>> Begin Dataset rows
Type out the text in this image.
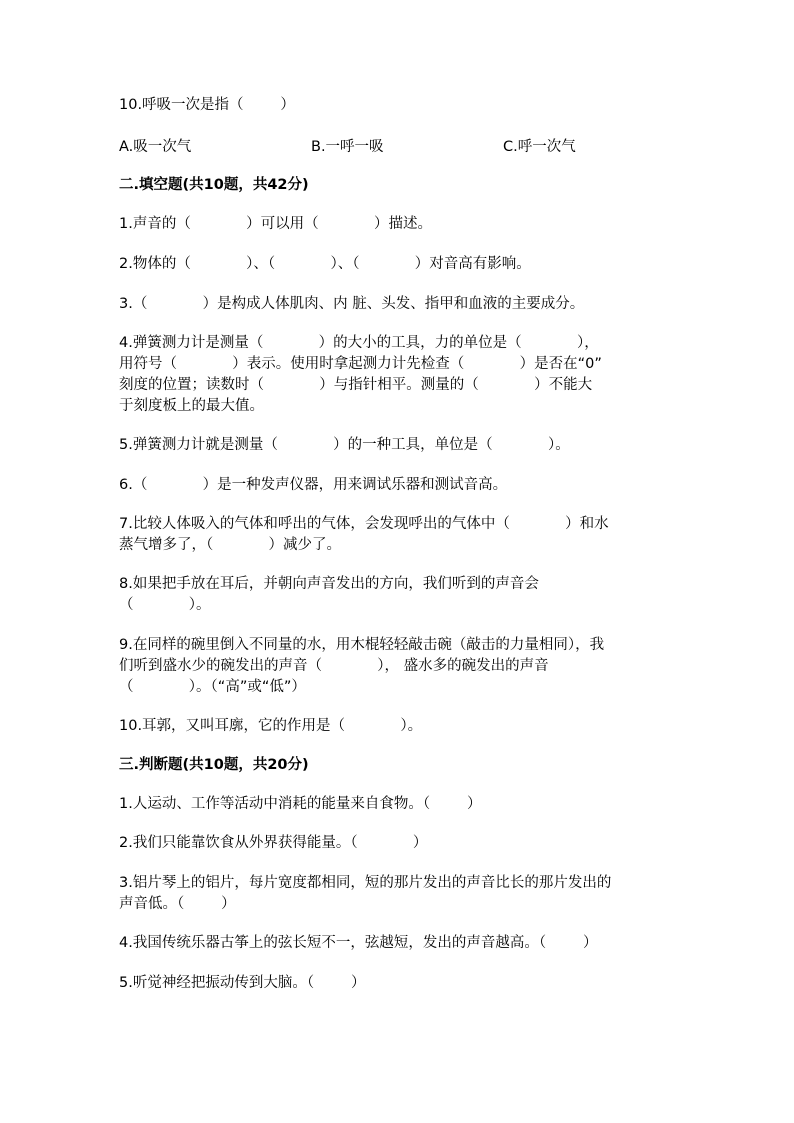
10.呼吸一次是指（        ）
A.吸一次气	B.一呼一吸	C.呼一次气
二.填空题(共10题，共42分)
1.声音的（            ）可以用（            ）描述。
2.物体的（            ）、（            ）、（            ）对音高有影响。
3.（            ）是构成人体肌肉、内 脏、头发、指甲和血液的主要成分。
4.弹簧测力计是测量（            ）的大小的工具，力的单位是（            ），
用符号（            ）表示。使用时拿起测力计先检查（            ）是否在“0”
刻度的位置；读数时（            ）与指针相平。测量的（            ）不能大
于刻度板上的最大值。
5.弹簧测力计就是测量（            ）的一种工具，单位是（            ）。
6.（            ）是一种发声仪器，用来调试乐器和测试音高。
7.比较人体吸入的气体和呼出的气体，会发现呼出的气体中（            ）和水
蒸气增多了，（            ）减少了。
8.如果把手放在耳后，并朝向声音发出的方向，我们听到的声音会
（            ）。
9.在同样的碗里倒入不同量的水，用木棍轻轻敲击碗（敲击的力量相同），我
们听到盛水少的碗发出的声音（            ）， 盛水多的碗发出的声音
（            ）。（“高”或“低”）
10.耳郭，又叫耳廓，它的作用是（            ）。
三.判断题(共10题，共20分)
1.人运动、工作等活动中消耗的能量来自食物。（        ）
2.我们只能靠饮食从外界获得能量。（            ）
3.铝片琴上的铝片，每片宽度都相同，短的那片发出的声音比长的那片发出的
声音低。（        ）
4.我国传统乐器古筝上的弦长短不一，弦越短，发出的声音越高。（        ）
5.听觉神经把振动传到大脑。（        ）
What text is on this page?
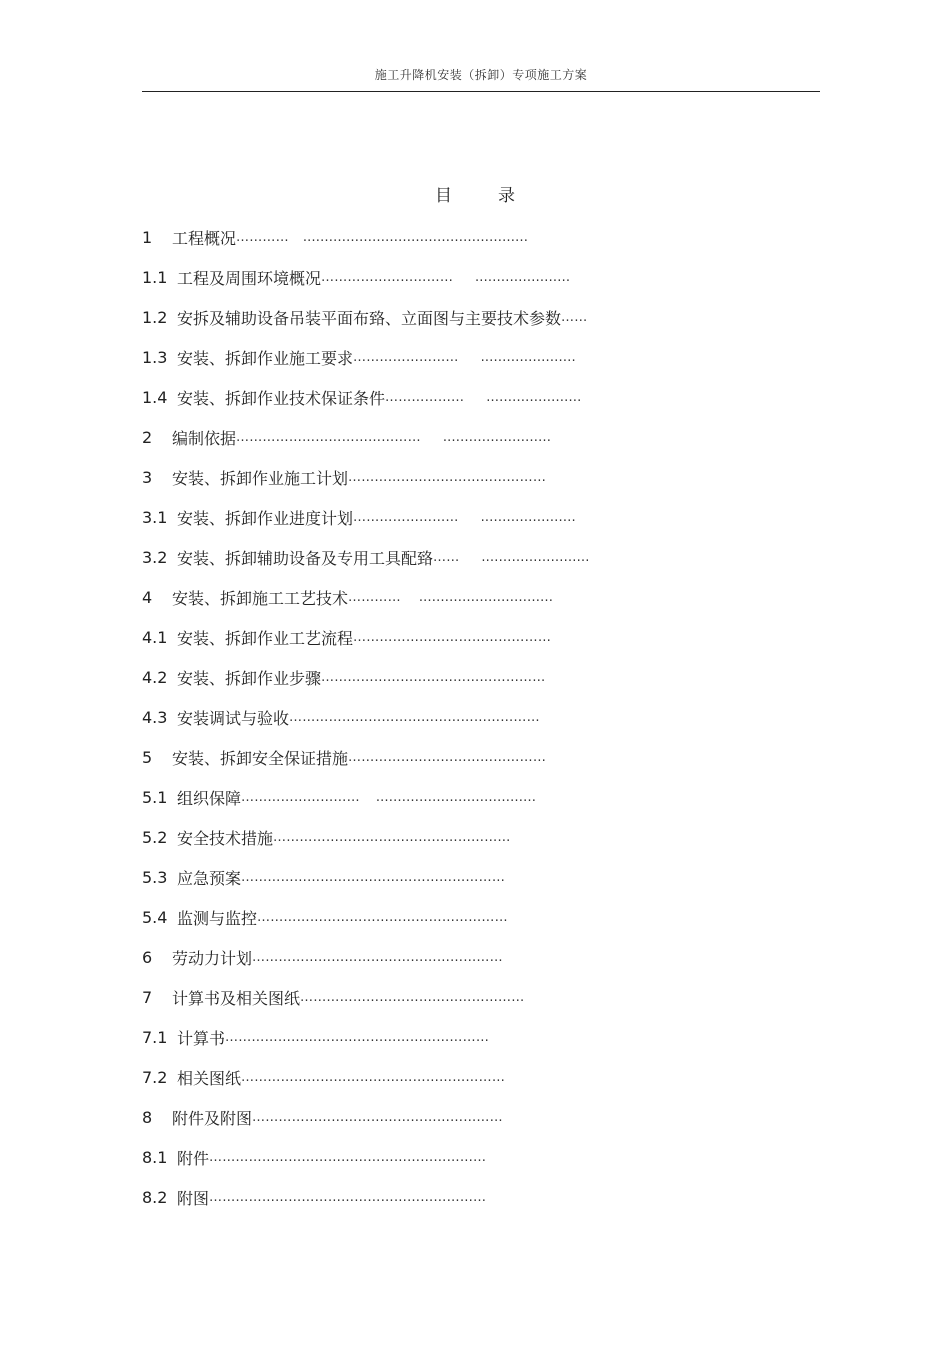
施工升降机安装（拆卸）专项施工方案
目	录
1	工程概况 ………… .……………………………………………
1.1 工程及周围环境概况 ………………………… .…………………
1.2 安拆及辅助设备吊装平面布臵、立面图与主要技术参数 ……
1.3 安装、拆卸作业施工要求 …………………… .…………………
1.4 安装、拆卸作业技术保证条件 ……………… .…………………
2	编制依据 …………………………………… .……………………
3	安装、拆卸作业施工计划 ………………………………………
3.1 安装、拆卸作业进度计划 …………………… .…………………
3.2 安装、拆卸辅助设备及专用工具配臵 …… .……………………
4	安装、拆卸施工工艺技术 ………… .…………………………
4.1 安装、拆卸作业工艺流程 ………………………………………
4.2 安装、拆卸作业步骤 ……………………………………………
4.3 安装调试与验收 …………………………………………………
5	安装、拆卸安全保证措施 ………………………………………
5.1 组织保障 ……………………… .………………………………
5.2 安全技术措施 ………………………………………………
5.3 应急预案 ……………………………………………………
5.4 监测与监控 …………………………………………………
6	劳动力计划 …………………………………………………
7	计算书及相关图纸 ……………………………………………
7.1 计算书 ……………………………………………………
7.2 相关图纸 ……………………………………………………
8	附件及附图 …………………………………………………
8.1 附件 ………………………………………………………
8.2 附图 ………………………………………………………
>> End Dataset rows
[Given exercise] Gather each line from the listing above that holds "this".

[Completed exercise]
Type out the text in this image.
What text is on this page?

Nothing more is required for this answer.